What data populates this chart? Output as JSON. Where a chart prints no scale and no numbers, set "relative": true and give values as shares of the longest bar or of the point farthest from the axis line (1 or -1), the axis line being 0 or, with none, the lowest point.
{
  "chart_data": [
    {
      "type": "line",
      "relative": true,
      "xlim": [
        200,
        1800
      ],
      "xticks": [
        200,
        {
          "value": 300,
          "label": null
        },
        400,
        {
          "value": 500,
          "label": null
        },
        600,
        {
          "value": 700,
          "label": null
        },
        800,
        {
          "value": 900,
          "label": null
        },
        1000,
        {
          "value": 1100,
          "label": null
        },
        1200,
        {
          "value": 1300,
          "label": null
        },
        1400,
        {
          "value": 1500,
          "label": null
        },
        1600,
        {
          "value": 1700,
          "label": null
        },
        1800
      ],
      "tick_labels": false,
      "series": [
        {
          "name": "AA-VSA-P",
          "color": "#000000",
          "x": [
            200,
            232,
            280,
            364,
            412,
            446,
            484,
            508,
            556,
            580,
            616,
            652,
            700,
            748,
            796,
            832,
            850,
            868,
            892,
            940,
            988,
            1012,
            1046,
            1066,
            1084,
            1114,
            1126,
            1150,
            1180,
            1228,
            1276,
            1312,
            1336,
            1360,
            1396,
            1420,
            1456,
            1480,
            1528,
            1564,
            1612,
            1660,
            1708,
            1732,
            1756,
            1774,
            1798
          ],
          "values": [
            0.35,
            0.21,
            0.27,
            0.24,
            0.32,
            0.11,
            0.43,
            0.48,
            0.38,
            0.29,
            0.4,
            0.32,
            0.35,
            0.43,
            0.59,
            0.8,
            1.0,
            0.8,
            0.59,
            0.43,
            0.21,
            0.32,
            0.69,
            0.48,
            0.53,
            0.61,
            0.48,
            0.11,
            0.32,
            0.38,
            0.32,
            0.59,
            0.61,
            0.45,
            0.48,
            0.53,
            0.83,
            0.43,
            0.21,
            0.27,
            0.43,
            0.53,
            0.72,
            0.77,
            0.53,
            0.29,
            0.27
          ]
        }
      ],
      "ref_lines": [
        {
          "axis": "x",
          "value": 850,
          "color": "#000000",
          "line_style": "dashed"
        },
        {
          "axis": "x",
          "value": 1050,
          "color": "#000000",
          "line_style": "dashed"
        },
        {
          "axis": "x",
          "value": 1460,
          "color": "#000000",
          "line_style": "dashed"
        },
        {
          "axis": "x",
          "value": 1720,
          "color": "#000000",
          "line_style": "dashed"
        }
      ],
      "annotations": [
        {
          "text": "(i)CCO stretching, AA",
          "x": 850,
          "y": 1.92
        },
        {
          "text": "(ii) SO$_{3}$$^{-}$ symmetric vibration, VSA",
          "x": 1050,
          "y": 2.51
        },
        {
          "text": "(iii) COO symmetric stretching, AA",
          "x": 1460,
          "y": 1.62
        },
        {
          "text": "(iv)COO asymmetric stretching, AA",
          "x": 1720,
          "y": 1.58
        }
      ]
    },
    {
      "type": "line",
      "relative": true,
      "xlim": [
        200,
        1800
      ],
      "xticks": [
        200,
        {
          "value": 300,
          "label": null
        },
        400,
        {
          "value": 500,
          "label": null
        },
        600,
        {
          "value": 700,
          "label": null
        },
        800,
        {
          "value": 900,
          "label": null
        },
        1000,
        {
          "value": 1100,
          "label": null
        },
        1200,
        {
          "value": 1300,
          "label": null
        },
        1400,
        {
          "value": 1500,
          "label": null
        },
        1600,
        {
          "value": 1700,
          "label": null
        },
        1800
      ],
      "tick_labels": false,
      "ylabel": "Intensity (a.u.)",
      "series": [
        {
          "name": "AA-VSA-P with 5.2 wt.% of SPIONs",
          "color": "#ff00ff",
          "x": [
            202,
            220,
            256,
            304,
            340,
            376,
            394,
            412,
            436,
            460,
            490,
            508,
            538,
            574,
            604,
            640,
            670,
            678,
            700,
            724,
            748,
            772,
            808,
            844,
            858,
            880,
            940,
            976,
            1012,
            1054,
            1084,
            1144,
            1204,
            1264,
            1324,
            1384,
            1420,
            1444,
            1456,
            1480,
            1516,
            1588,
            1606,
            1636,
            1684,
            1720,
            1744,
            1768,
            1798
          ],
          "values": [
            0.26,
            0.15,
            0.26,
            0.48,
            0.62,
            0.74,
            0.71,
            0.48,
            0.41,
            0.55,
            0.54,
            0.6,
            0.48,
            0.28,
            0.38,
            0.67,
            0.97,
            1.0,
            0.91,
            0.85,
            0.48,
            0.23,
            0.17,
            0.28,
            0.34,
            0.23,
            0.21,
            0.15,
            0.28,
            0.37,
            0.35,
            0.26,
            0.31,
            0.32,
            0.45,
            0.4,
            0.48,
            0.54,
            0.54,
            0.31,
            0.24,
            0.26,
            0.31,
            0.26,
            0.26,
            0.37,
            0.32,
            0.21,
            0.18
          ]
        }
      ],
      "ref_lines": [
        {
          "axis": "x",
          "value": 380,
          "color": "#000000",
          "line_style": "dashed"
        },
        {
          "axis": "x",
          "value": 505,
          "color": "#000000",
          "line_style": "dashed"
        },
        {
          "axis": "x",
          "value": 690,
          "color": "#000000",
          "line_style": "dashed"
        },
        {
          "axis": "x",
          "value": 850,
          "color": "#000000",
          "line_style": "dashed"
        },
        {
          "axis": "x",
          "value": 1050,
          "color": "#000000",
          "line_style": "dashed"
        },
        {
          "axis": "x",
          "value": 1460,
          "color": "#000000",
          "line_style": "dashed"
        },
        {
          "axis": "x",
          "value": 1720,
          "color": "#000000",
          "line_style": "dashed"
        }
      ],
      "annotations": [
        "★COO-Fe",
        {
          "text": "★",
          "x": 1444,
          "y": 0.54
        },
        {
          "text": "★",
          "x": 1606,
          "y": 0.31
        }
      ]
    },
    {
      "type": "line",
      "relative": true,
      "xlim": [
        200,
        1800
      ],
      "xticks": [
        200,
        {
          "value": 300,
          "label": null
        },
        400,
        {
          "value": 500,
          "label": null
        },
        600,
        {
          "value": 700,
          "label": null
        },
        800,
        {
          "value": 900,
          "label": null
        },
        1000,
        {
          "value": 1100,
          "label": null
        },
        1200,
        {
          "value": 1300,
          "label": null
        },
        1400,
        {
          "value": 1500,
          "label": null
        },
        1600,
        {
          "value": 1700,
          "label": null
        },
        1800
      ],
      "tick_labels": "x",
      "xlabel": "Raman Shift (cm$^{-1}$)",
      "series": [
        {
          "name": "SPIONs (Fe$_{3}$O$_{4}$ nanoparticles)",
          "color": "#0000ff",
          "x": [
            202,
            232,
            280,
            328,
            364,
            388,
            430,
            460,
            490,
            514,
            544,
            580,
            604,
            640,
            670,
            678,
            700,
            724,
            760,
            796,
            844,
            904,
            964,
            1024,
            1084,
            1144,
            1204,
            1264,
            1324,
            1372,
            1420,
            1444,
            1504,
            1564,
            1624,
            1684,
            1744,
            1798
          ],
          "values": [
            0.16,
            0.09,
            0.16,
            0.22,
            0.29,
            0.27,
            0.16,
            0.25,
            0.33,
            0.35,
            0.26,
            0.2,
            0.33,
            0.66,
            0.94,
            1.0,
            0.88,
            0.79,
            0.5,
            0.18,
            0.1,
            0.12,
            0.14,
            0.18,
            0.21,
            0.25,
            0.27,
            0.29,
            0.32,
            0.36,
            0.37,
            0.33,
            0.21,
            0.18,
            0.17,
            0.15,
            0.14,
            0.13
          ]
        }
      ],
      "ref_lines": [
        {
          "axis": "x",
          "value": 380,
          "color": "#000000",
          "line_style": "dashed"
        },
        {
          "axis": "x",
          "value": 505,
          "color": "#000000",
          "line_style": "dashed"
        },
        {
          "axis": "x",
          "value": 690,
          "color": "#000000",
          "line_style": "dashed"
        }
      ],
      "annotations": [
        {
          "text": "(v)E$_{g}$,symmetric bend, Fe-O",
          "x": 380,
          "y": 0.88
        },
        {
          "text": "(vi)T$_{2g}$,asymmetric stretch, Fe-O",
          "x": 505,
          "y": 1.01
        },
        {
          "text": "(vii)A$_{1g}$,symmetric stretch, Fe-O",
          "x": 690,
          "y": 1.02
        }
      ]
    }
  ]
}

- _Short task_: Find every line containing the word "name", then give the total and nothing more.

- _Task result_: 3